▸ EXERCISE DETAILS
Tally up the lines that include "woman" and state that number by itself.

▸ DATA SUPPLIED
━━━━━━━━━━━━━━━━━━━━

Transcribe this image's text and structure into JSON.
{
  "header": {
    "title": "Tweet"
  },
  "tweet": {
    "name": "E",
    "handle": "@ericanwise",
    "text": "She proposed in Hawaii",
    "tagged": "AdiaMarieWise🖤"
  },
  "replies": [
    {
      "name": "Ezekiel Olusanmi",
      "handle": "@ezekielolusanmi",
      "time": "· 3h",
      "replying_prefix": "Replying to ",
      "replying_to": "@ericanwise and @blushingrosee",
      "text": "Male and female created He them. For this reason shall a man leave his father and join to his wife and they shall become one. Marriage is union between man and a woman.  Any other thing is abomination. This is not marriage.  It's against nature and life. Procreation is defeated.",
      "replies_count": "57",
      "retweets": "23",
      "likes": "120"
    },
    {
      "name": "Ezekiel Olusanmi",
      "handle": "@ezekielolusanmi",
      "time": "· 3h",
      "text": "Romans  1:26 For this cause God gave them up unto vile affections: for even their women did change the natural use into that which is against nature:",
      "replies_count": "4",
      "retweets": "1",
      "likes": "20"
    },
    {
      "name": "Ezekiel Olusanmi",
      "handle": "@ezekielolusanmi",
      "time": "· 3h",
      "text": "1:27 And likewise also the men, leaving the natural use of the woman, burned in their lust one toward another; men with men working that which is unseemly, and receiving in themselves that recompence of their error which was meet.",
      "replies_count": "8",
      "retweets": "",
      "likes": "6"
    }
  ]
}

━━━━━━━━━━━━━━━━━━━━

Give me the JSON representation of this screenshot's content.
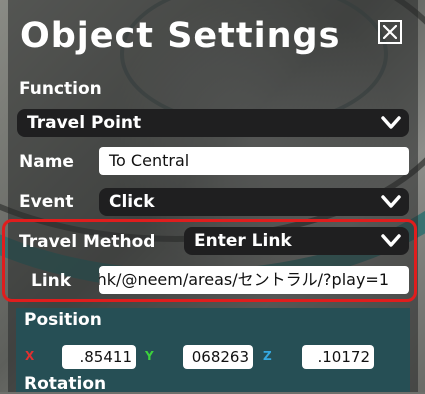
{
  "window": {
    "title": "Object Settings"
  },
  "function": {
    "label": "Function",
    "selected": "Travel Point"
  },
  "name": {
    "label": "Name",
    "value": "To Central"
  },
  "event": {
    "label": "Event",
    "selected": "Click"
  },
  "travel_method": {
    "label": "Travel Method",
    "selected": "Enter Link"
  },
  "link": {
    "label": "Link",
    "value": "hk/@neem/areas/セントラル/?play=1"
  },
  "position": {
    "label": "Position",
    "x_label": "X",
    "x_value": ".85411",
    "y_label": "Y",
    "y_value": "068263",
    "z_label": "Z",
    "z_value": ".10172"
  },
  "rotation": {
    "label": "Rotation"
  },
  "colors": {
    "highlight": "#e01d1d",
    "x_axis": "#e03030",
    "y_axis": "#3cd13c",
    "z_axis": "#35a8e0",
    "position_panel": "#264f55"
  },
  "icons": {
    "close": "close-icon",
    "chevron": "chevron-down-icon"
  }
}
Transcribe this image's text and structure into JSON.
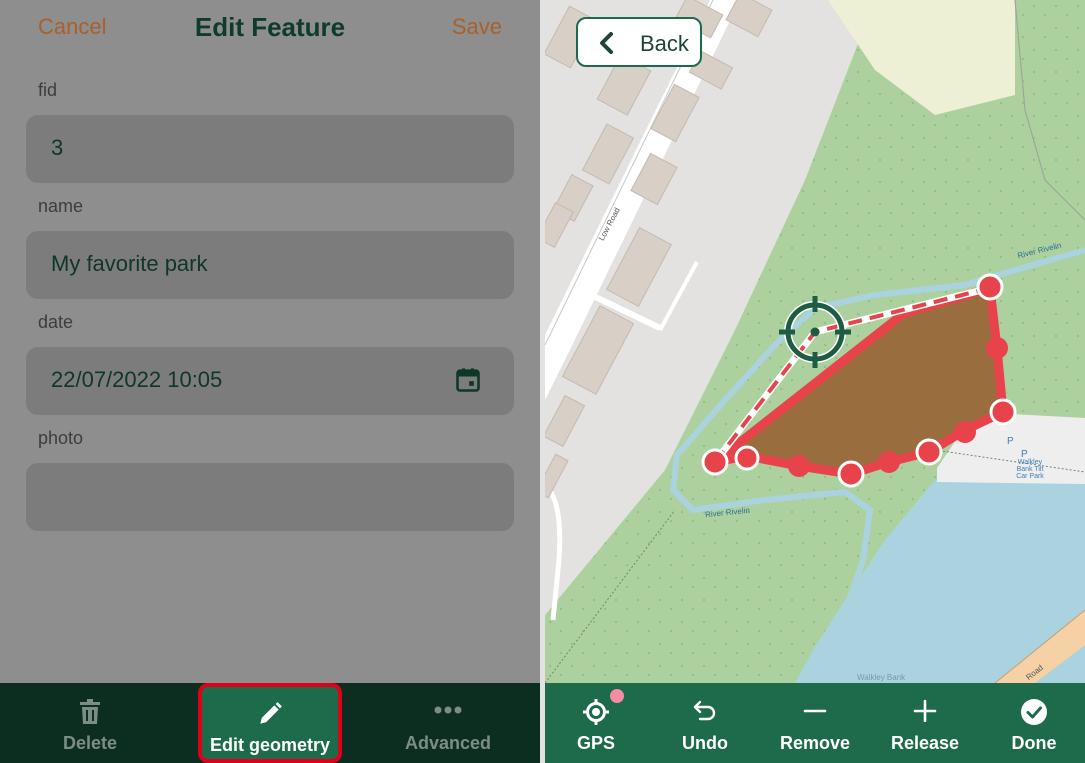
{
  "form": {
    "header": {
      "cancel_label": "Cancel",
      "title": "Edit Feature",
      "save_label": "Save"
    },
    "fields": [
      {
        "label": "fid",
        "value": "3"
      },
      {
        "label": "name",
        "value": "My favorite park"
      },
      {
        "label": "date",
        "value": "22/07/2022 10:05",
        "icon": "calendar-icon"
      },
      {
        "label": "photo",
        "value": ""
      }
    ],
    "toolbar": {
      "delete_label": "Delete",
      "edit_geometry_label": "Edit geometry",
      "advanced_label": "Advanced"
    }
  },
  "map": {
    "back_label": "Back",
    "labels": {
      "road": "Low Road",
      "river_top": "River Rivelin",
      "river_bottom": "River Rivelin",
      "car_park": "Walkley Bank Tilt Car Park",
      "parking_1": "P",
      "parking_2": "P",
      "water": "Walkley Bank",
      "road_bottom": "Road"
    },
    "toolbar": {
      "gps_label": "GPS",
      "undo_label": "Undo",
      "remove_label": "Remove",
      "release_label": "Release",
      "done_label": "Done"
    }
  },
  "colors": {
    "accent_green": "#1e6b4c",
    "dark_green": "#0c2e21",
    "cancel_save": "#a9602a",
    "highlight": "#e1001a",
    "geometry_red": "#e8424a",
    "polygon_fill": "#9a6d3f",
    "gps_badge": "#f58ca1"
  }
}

━━━━━━━━━━━━━━━━━━━━

▸ ANSWER TO THE TASK
2